___ Data shown ___

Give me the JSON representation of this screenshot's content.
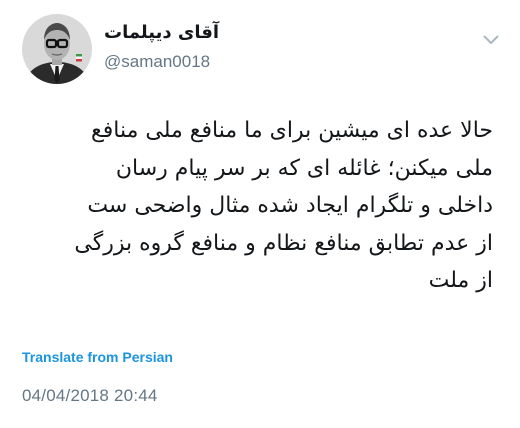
{
  "author": {
    "display_name": "آقای دیپلمات",
    "handle": "@saman0018"
  },
  "tweet": {
    "text_lines": [
      "حالا عده ای میشین برای ما منافع ملی منافع",
      "ملی میکنن؛ غائله ای که بر سر پیام رسان",
      "داخلی و تلگرام ایجاد شده مثال واضحی ست",
      "از عدم تطابق منافع نظام و منافع گروه بزرگی",
      "از ملت"
    ],
    "translate_label": "Translate from Persian",
    "timestamp": "04/04/2018 20:44"
  },
  "icons": {
    "avatar": "profile-photo",
    "menu": "chevron-down-icon"
  },
  "colors": {
    "link": "#1b95e0",
    "secondary_text": "#657786",
    "primary_text": "#14171a"
  }
}
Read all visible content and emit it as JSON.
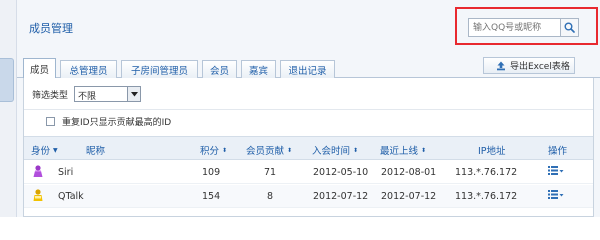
{
  "header": {
    "title": "成员管理"
  },
  "search": {
    "placeholder": "输入QQ号或昵称"
  },
  "tabs": [
    {
      "label": "成员",
      "active": true
    },
    {
      "label": "总管理员"
    },
    {
      "label": "子房间管理员"
    },
    {
      "label": "会员"
    },
    {
      "label": "嘉宾"
    },
    {
      "label": "退出记录"
    }
  ],
  "export": {
    "label": "导出Excel表格"
  },
  "filter": {
    "label": "筛选类型",
    "selected": "不限"
  },
  "dedupe": {
    "label": "重复ID只显示贡献最高的ID"
  },
  "table": {
    "headers": {
      "role": "身份",
      "nickname": "昵称",
      "points": "积分",
      "contribution": "会员贡献",
      "join_time": "入会时间",
      "last_online": "最近上线",
      "ip": "IP地址",
      "action": "操作"
    },
    "rows": [
      {
        "role_icon": "purple-person-icon",
        "nickname": "Siri",
        "points": "109",
        "contribution": "71",
        "join_time": "2012-05-10",
        "last_online": "2012-08-01",
        "ip": "113.*.76.172"
      },
      {
        "role_icon": "yellow-person-icon",
        "nickname": "QTalk",
        "points": "154",
        "contribution": "8",
        "join_time": "2012-07-12",
        "last_online": "2012-07-12",
        "ip": "113.*.76.172"
      }
    ]
  },
  "colors": {
    "accent": "#1f5ea8",
    "highlight_frame": "#e8292f"
  }
}
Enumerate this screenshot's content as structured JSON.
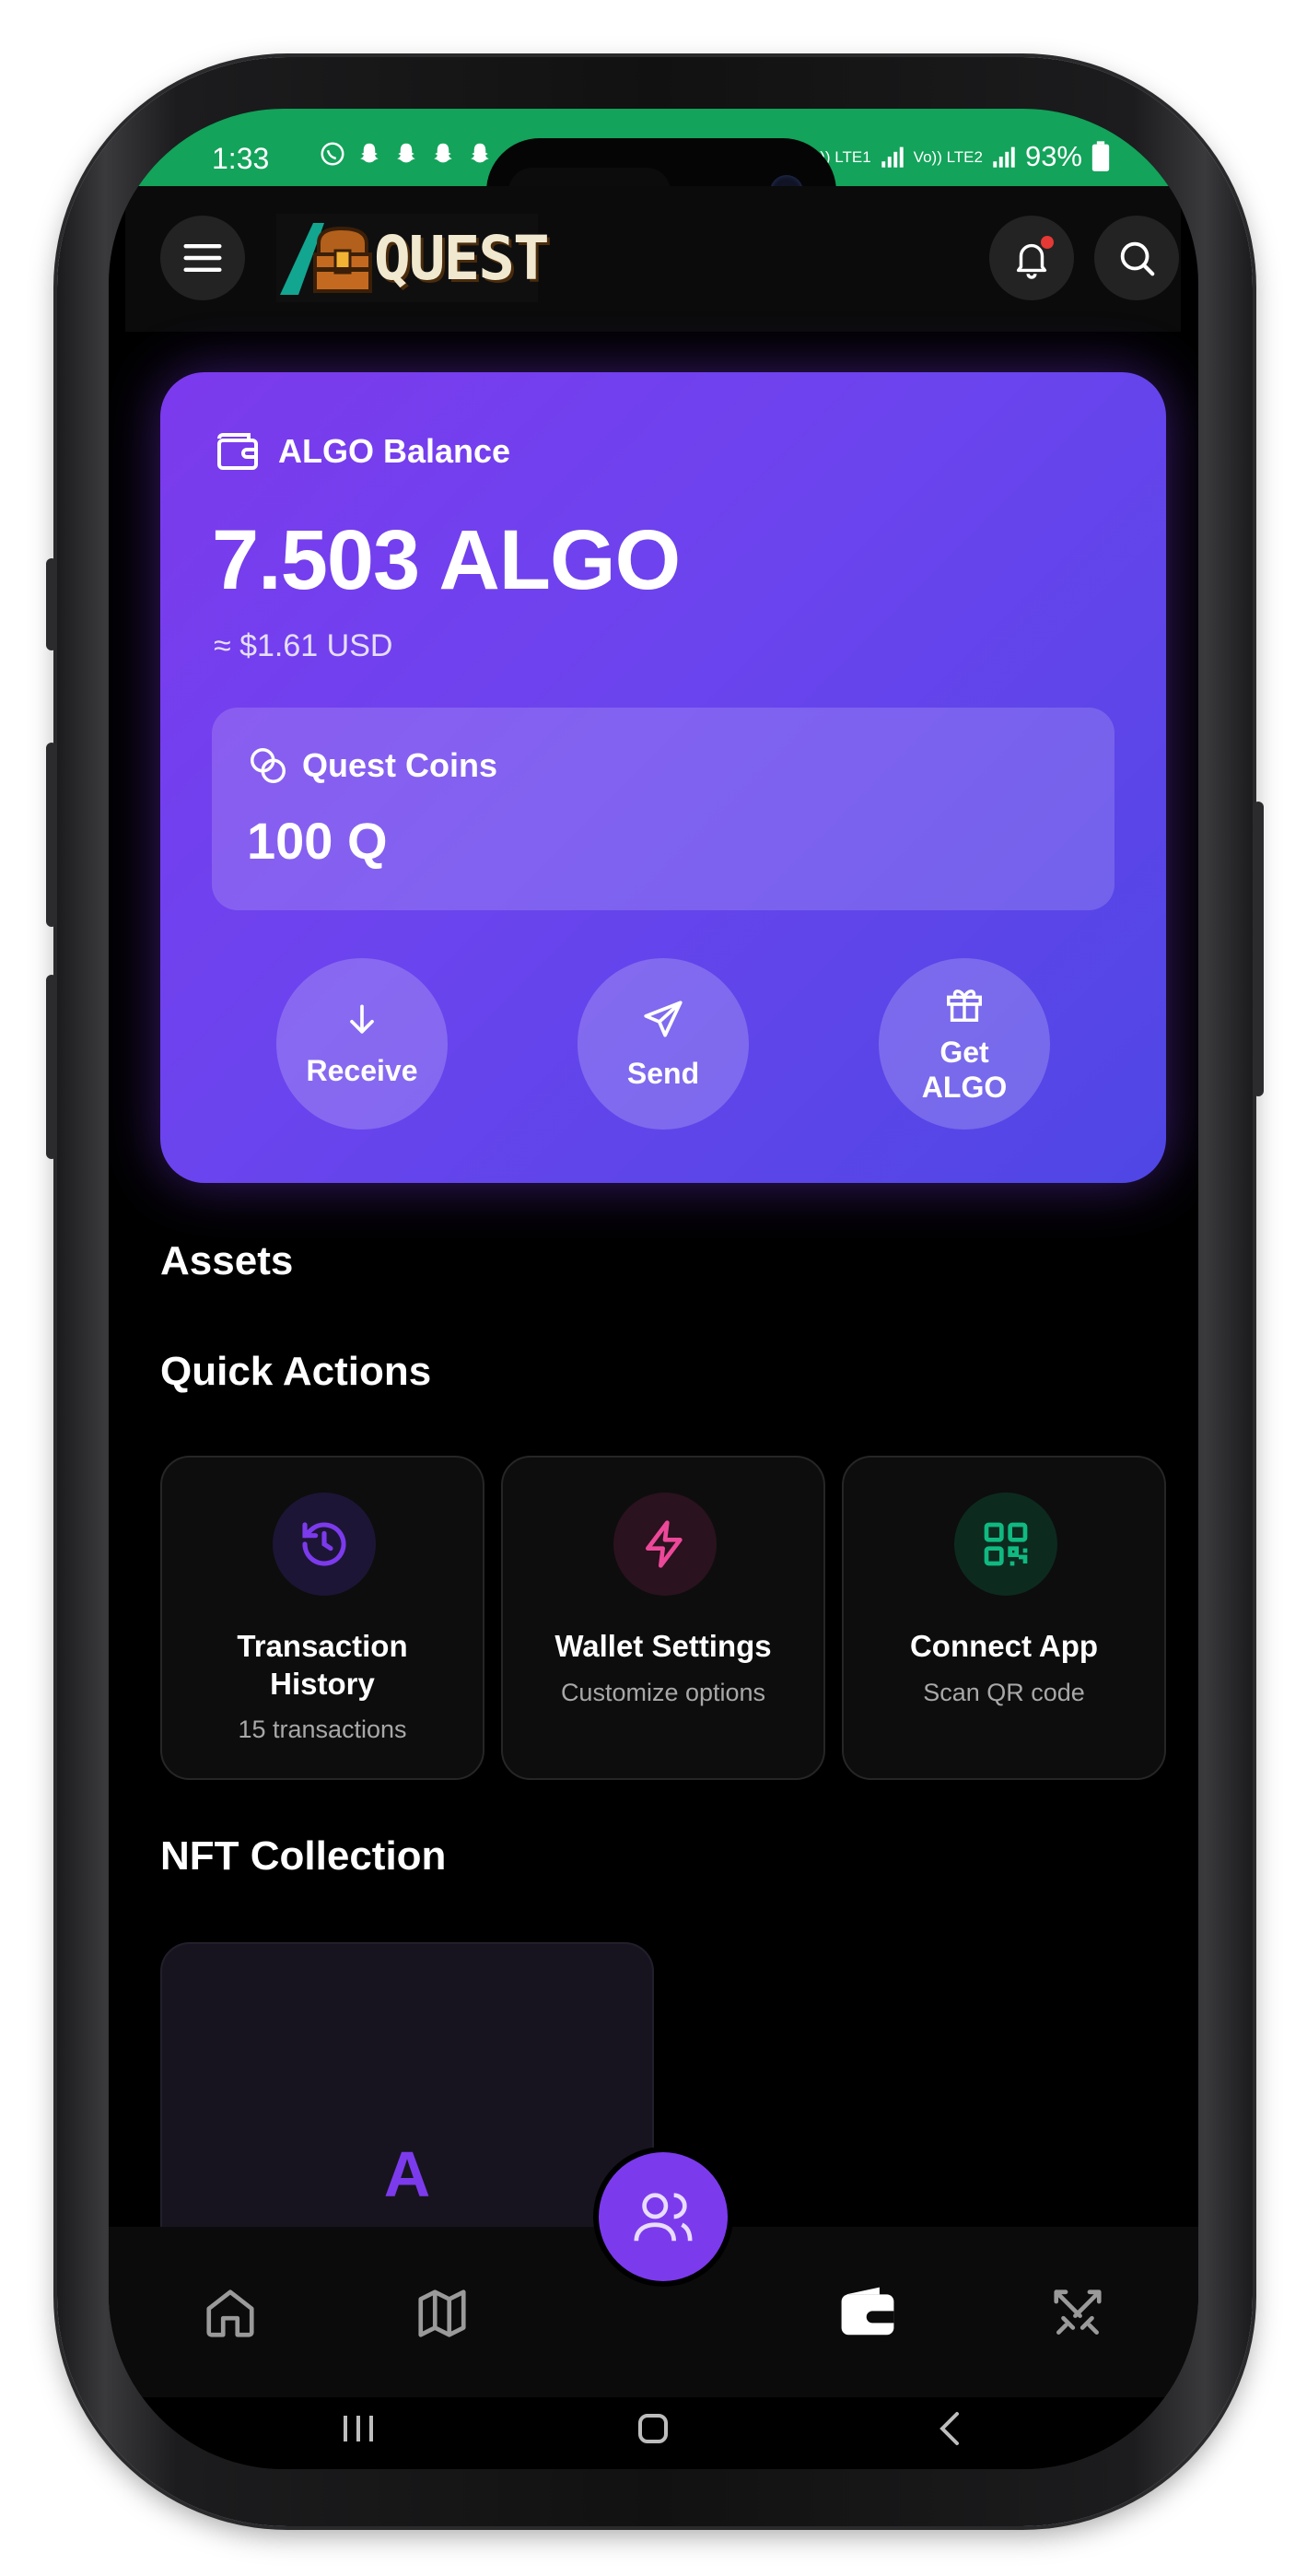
{
  "status_bar": {
    "time": "1:33",
    "battery": "93%",
    "network_1": "Vo)) LTE1",
    "network_2": "Vo)) LTE2"
  },
  "header": {
    "logo_text": "QUEST",
    "menu_icon": "hamburger-menu-icon",
    "notification_icon": "bell-icon",
    "search_icon": "search-icon"
  },
  "balance_card": {
    "title": "ALGO Balance",
    "amount": "7.503 ALGO",
    "usd": "≈ $1.61 USD",
    "quest_coins": {
      "title": "Quest Coins",
      "amount": "100 Q"
    },
    "actions": [
      {
        "label": "Receive",
        "icon": "arrow-down-icon"
      },
      {
        "label": "Send",
        "icon": "send-icon"
      },
      {
        "label": "Get ALGO",
        "icon": "gift-icon"
      }
    ],
    "colors": {
      "from": "#7c3aed",
      "to": "#4f46e5"
    }
  },
  "sections": {
    "assets": "Assets",
    "quick_actions": "Quick Actions",
    "nft_collection": "NFT Collection"
  },
  "quick_actions": [
    {
      "title": "Transaction History",
      "subtitle": "15 transactions",
      "icon": "history-icon",
      "color": "#7c3aed"
    },
    {
      "title": "Wallet Settings",
      "subtitle": "Customize options",
      "icon": "lightning-icon",
      "color": "#ec4899"
    },
    {
      "title": "Connect App",
      "subtitle": "Scan QR code",
      "icon": "qr-code-icon",
      "color": "#10b981"
    }
  ],
  "nft": {
    "placeholder_letter": "A"
  },
  "bottom_nav": {
    "items": [
      {
        "name": "home",
        "icon": "home-icon"
      },
      {
        "name": "map",
        "icon": "map-icon"
      },
      {
        "name": "community",
        "icon": "users-icon"
      },
      {
        "name": "wallet",
        "icon": "wallet-icon",
        "active": true
      },
      {
        "name": "battle",
        "icon": "crossed-swords-icon"
      }
    ]
  }
}
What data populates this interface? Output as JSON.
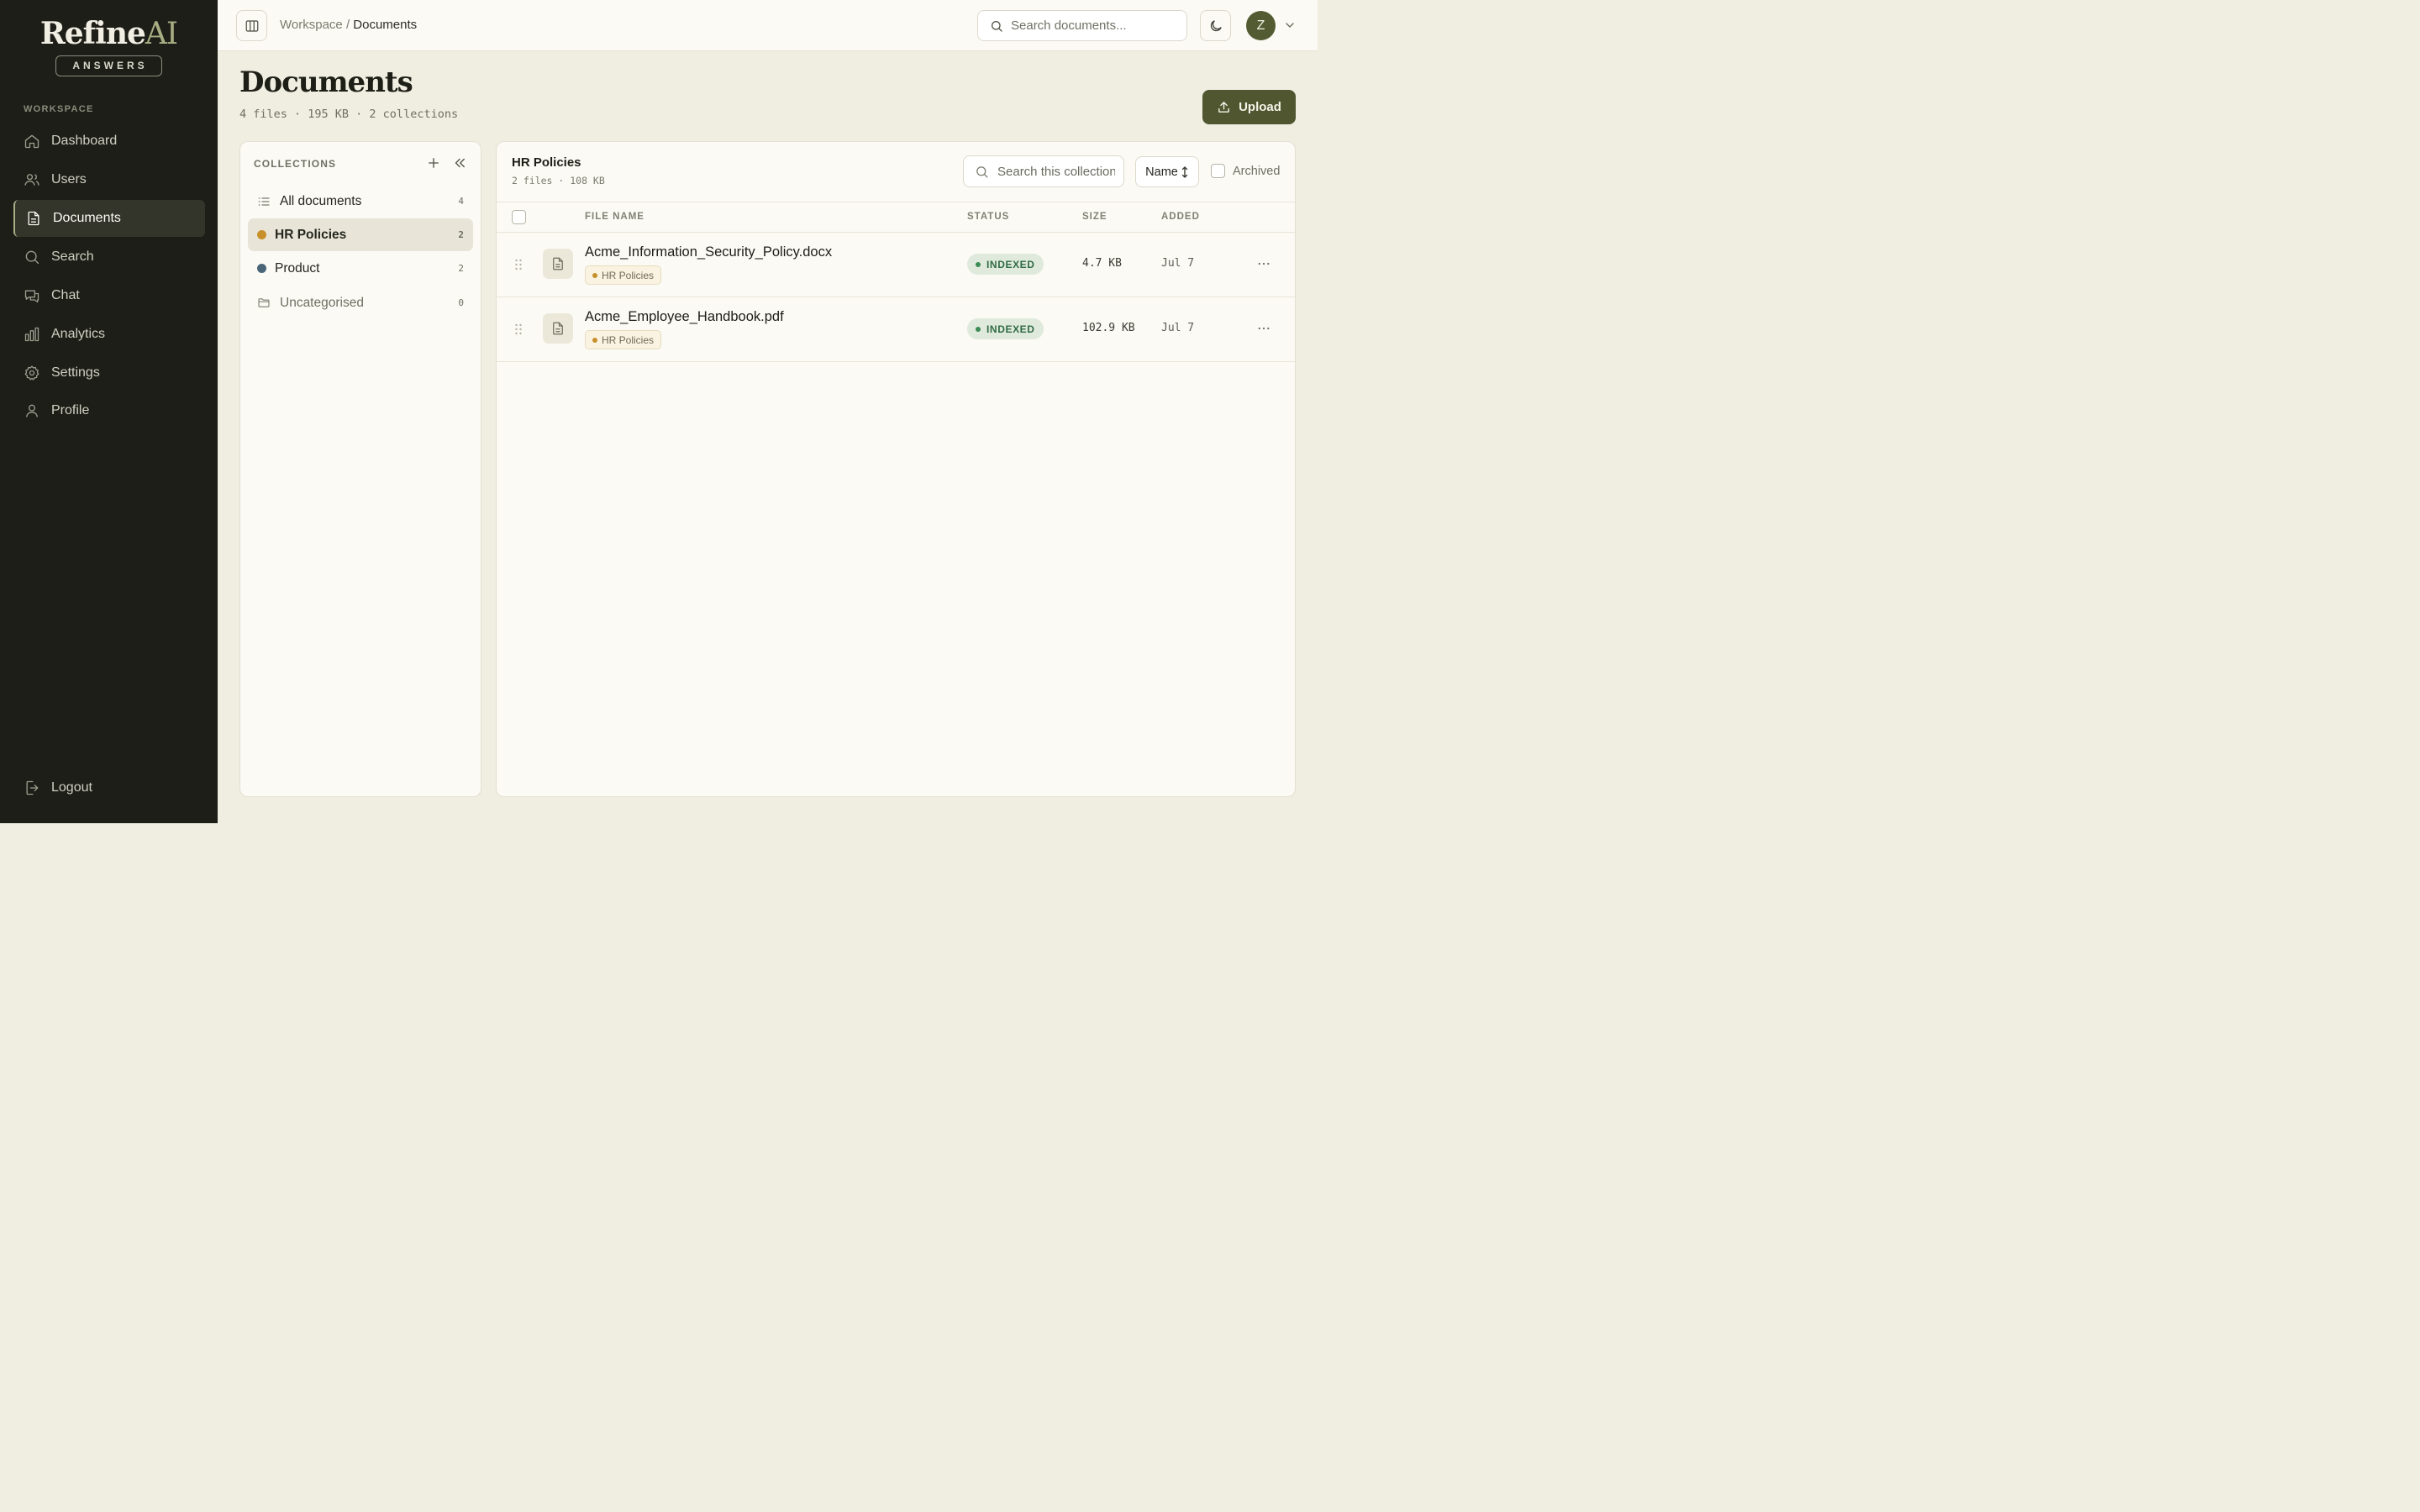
{
  "app": {
    "logo_main": "Refine",
    "logo_accent": "AI",
    "logo_badge": "ANSWERS"
  },
  "sidebar": {
    "section_label": "WORKSPACE",
    "items": [
      {
        "label": "Dashboard",
        "icon": "home-icon"
      },
      {
        "label": "Users",
        "icon": "users-icon"
      },
      {
        "label": "Documents",
        "icon": "document-icon",
        "active": true
      },
      {
        "label": "Search",
        "icon": "search-icon"
      },
      {
        "label": "Chat",
        "icon": "chat-icon"
      },
      {
        "label": "Analytics",
        "icon": "bar-chart-icon"
      },
      {
        "label": "Settings",
        "icon": "gear-icon"
      },
      {
        "label": "Profile",
        "icon": "user-icon"
      }
    ],
    "logout_label": "Logout"
  },
  "topbar": {
    "breadcrumb_root": "Workspace",
    "breadcrumb_sep": "/",
    "breadcrumb_current": "Documents",
    "search_placeholder": "Search documents...",
    "avatar_initial": "Z"
  },
  "page": {
    "title": "Documents",
    "subtitle": "4 files · 195 KB · 2 collections",
    "upload_label": "Upload"
  },
  "collections": {
    "header": "COLLECTIONS",
    "items": [
      {
        "label": "All documents",
        "count": "4",
        "icon": "list-icon"
      },
      {
        "label": "HR Policies",
        "count": "2",
        "color": "#c8902b",
        "active": true
      },
      {
        "label": "Product",
        "count": "2",
        "color": "#4a6577"
      },
      {
        "label": "Uncategorised",
        "count": "0",
        "icon": "folder-icon"
      }
    ]
  },
  "files": {
    "title": "HR Policies",
    "subtitle": "2 files · 108 KB",
    "search_placeholder": "Search this collection",
    "sort_label": "Name",
    "archived_label": "Archived",
    "columns": [
      "FILE NAME",
      "STATUS",
      "SIZE",
      "ADDED"
    ],
    "rows": [
      {
        "name": "Acme_Information_Security_Policy.docx",
        "tag": "HR Policies",
        "status": "INDEXED",
        "size": "4.7 KB",
        "added": "Jul 7"
      },
      {
        "name": "Acme_Employee_Handbook.pdf",
        "tag": "HR Policies",
        "status": "INDEXED",
        "size": "102.9 KB",
        "added": "Jul 7"
      }
    ]
  },
  "colors": {
    "sidebar_bg": "#1d1e17",
    "page_bg": "#f0ede1",
    "accent": "#4f5630",
    "status_green": "#2f6b43"
  }
}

___

Given request »
Output nothing but the number of lines in the data containing the string "منافع".

Task solution »
2